Given task — Pictures within the data are to be left out; everything else must be reproduced exactly.

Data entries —

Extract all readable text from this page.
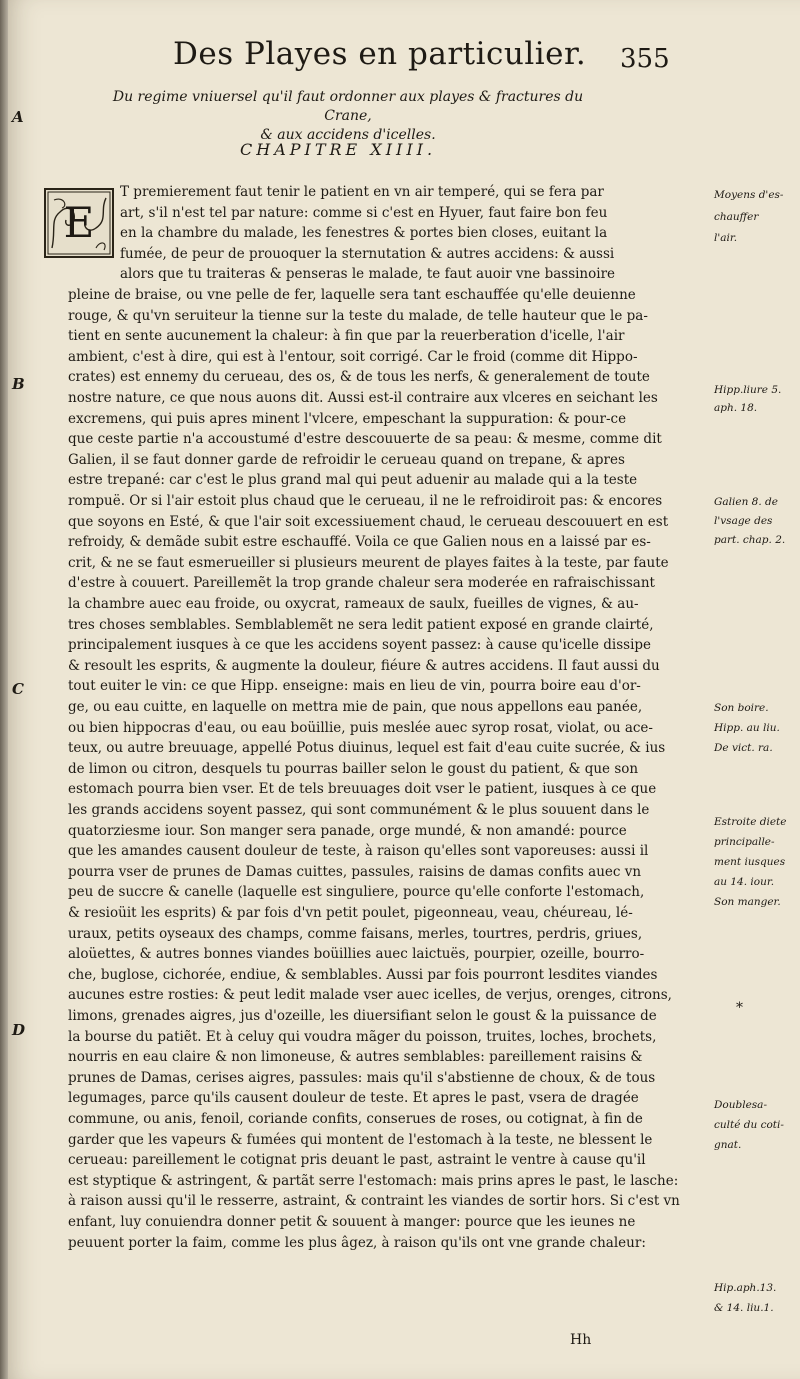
Des Playes en particulier. 355
A
B
C
D
Du regime vniuersel qu'il faut ordonner aux playes & fractures du Crane,
& aux accidens d'icelles.
CHAPITRE XIIII.
E
T premierement faut tenir le patient en vn air temperé, qui se fera par
art, s'il n'est tel par nature: comme si c'est en Hyuer, faut faire bon feu
en la chambre du malade, les fenestres & portes bien closes, euitant la
fumée, de peur de prouoquer la sternutation & autres accidens: & aussi
alors que tu traiteras & penseras le malade, te faut auoir vne bassinoire
pleine de braise, ou vne pelle de fer, laquelle sera tant eschauffée qu'elle deuienne
rouge, & qu'vn seruiteur la tienne sur la teste du malade, de telle hauteur que le pa-
tient en sente aucunement la chaleur: à fin que par la reuerberation d'icelle, l'air
ambient, c'est à dire, qui est à l'entour, soit corrigé. Car le froid (comme dit Hippo-
crates) est ennemy du cerueau, des os, & de tous les nerfs, & generalement de toute
nostre nature, ce que nous auons dit. Aussi est-il contraire aux vlceres en seichant les
excremens, qui puis apres minent l'vlcere, empeschant la suppuration: & pour-ce
que ceste partie n'a accoustumé d'estre descouuerte de sa peau: & mesme, comme dit
Galien, il se faut donner garde de refroidir le cerueau quand on trepane, & apres
estre trepané: car c'est le plus grand mal qui peut aduenir au malade qui a la teste
rompuë. Or si l'air estoit plus chaud que le cerueau, il ne le refroidiroit pas: & encores
que soyons en Esté, & que l'air soit excessiuement chaud, le cerueau descouuert en est
refroidy, & demãde subit estre eschauffé. Voila ce que Galien nous en a laissé par es-
crit, & ne se faut esmerueiller si plusieurs meurent de playes faites à la teste, par faute
d'estre à couuert. Pareillemẽt la trop grande chaleur sera moderée en rafraischissant
la chambre auec eau froide, ou oxycrat, rameaux de saulx, fueilles de vignes, & au-
tres choses semblables. Semblablemẽt ne sera ledit patient exposé en grande clairté,
principalement iusques à ce que les accidens soyent passez: à cause qu'icelle dissipe
& resoult les esprits, & augmente la douleur, fiéure & autres accidens. Il faut aussi du
tout euiter le vin: ce que Hipp. enseigne: mais en lieu de vin, pourra boire eau d'or-
ge, ou eau cuitte, en laquelle on mettra mie de pain, que nous appellons eau panée,
ou bien hippocras d'eau, ou eau boüillie, puis meslée auec syrop rosat, violat, ou ace-
teux, ou autre breuuage, appellé Potus diuinus, lequel est fait d'eau cuite sucrée, & ius
de limon ou citron, desquels tu pourras bailler selon le goust du patient, & que son
estomach pourra bien vser. Et de tels breuuages doit vser le patient, iusques à ce que
les grands accidens soyent passez, qui sont communément & le plus souuent dans le
quatorziesme iour. Son manger sera panade, orge mundé, & non amandé: pource
que les amandes causent douleur de teste, à raison qu'elles sont vaporeuses: aussi il
pourra vser de prunes de Damas cuittes, passules, raisins de damas confits auec vn
peu de succre & canelle (laquelle est singuliere, pource qu'elle conforte l'estomach,
& resioüit les esprits) & par fois d'vn petit poulet, pigeonneau, veau, chéureau, lé-
uraux, petits oyseaux des champs, comme faisans, merles, tourtres, perdris, griues,
aloüettes, & autres bonnes viandes boüillies auec laictuës, pourpier, ozeille, bourro-
che, buglose, cichorée, endiue, & semblables. Aussi par fois pourront lesdites viandes
aucunes estre rosties: & peut ledit malade vser auec icelles, de verjus, orenges, citrons,
limons, grenades aigres, jus d'ozeille, les diuersifiant selon le goust & la puissance de
la bourse du patiẽt. Et à celuy qui voudra mãger du poisson, truites, loches, brochets,
nourris en eau claire & non limoneuse, & autres semblables: pareillement raisins &
prunes de Damas, cerises aigres, passules: mais qu'il s'abstienne de choux, & de tous
legumages, parce qu'ils causent douleur de teste. Et apres le past, vsera de dragée
commune, ou anis, fenoil, coriande confits, conserues de roses, ou cotignat, à fin de
garder que les vapeurs & fumées qui montent de l'estomach à la teste, ne blessent le
cerueau: pareillement le cotignat pris deuant le past, astraint le ventre à cause qu'il
est styptique & astringent, & partãt serre l'estomach: mais prins apres le past, le lasche:
à raison aussi qu'il le resserre, astraint, & contraint les viandes de sortir hors. Si c'est vn
enfant, luy conuiendra donner petit & souuent à manger: pource que les ieunes ne
peuuent porter la faim, comme les plus âgez, à raison qu'ils ont vne grande chaleur:
Moyens d'es-
chauffer
l'air.
Hipp.liure 5.
aph. 18.
Galien 8. de
l'vsage des
part. chap. 2.
Son boire.
Hipp. au liu.
De vict. ra.
Estroite diete
principalle-
ment iusques
au 14. iour.
Son manger.
*
Doublesa-
culté du coti-
gnat.
Hip.aph.13.
& 14. liu.1.
Hh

Answer for the task —
Extract all readable text from this page.
Des Playes en particulier. 355
A
B
C
D
Du regime vniuersel qu'il faut ordonner aux playes & fractures du Crane,
& aux accidens d'icelles.
CHAPITRE XIIII.
E
T premierement faut tenir le patient en vn air temperé, qui se fera par
art, s'il n'est tel par nature: comme si c'est en Hyuer, faut faire bon feu
en la chambre du malade, les fenestres & portes bien closes, euitant la
fumée, de peur de prouoquer la sternutation & autres accidens: & aussi
alors que tu traiteras & penseras le malade, te faut auoir vne bassinoire
pleine de braise, ou vne pelle de fer, laquelle sera tant eschauffée qu'elle deuienne
rouge, & qu'vn seruiteur la tienne sur la teste du malade, de telle hauteur que le pa-
tient en sente aucunement la chaleur: à fin que par la reuerberation d'icelle, l'air
ambient, c'est à dire, qui est à l'entour, soit corrigé. Car le froid (comme dit Hippo-
crates) est ennemy du cerueau, des os, & de tous les nerfs, & generalement de toute
nostre nature, ce que nous auons dit. Aussi est-il contraire aux vlceres en seichant les
excremens, qui puis apres minent l'vlcere, empeschant la suppuration: & pour-ce
que ceste partie n'a accoustumé d'estre descouuerte de sa peau: & mesme, comme dit
Galien, il se faut donner garde de refroidir le cerueau quand on trepane, & apres
estre trepané: car c'est le plus grand mal qui peut aduenir au malade qui a la teste
rompuë. Or si l'air estoit plus chaud que le cerueau, il ne le refroidiroit pas: & encores
que soyons en Esté, & que l'air soit excessiuement chaud, le cerueau descouuert en est
refroidy, & demãde subit estre eschauffé. Voila ce que Galien nous en a laissé par es-
crit, & ne se faut esmerueiller si plusieurs meurent de playes faites à la teste, par faute
d'estre à couuert. Pareillemẽt la trop grande chaleur sera moderée en rafraischissant
la chambre auec eau froide, ou oxycrat, rameaux de saulx, fueilles de vignes, & au-
tres choses semblables. Semblablemẽt ne sera ledit patient exposé en grande clairté,
principalement iusques à ce que les accidens soyent passez: à cause qu'icelle dissipe
& resoult les esprits, & augmente la douleur, fiéure & autres accidens. Il faut aussi du
tout euiter le vin: ce que Hipp. enseigne: mais en lieu de vin, pourra boire eau d'or-
ge, ou eau cuitte, en laquelle on mettra mie de pain, que nous appellons eau panée,
ou bien hippocras d'eau, ou eau boüillie, puis meslée auec syrop rosat, violat, ou ace-
teux, ou autre breuuage, appellé Potus diuinus, lequel est fait d'eau cuite sucrée, & ius
de limon ou citron, desquels tu pourras bailler selon le goust du patient, & que son
estomach pourra bien vser. Et de tels breuuages doit vser le patient, iusques à ce que
les grands accidens soyent passez, qui sont communément & le plus souuent dans le
quatorziesme iour. Son manger sera panade, orge mundé, & non amandé: pource
que les amandes causent douleur de teste, à raison qu'elles sont vaporeuses: aussi il
pourra vser de prunes de Damas cuittes, passules, raisins de damas confits auec vn
peu de succre & canelle (laquelle est singuliere, pource qu'elle conforte l'estomach,
& resioüit les esprits) & par fois d'vn petit poulet, pigeonneau, veau, chéureau, lé-
uraux, petits oyseaux des champs, comme faisans, merles, tourtres, perdris, griues,
aloüettes, & autres bonnes viandes boüillies auec laictuës, pourpier, ozeille, bourro-
che, buglose, cichorée, endiue, & semblables. Aussi par fois pourront lesdites viandes
aucunes estre rosties: & peut ledit malade vser auec icelles, de verjus, orenges, citrons,
limons, grenades aigres, jus d'ozeille, les diuersifiant selon le goust & la puissance de
la bourse du patiẽt. Et à celuy qui voudra mãger du poisson, truites, loches, brochets,
nourris en eau claire & non limoneuse, & autres semblables: pareillement raisins &
prunes de Damas, cerises aigres, passules: mais qu'il s'abstienne de choux, & de tous
legumages, parce qu'ils causent douleur de teste. Et apres le past, vsera de dragée
commune, ou anis, fenoil, coriande confits, conserues de roses, ou cotignat, à fin de
garder que les vapeurs & fumées qui montent de l'estomach à la teste, ne blessent le
cerueau: pareillement le cotignat pris deuant le past, astraint le ventre à cause qu'il
est styptique & astringent, & partãt serre l'estomach: mais prins apres le past, le lasche:
à raison aussi qu'il le resserre, astraint, & contraint les viandes de sortir hors. Si c'est vn
enfant, luy conuiendra donner petit & souuent à manger: pource que les ieunes ne
peuuent porter la faim, comme les plus âgez, à raison qu'ils ont vne grande chaleur:
Moyens d'es-
chauffer
l'air.
Hipp.liure 5.
aph. 18.
Galien 8. de
l'vsage des
part. chap. 2.
Son boire.
Hipp. au liu.
De vict. ra.
Estroite diete
principalle-
ment iusques
au 14. iour.
Son manger.
*
Doublesa-
culté du coti-
gnat.
Hip.aph.13.
& 14. liu.1.
Hh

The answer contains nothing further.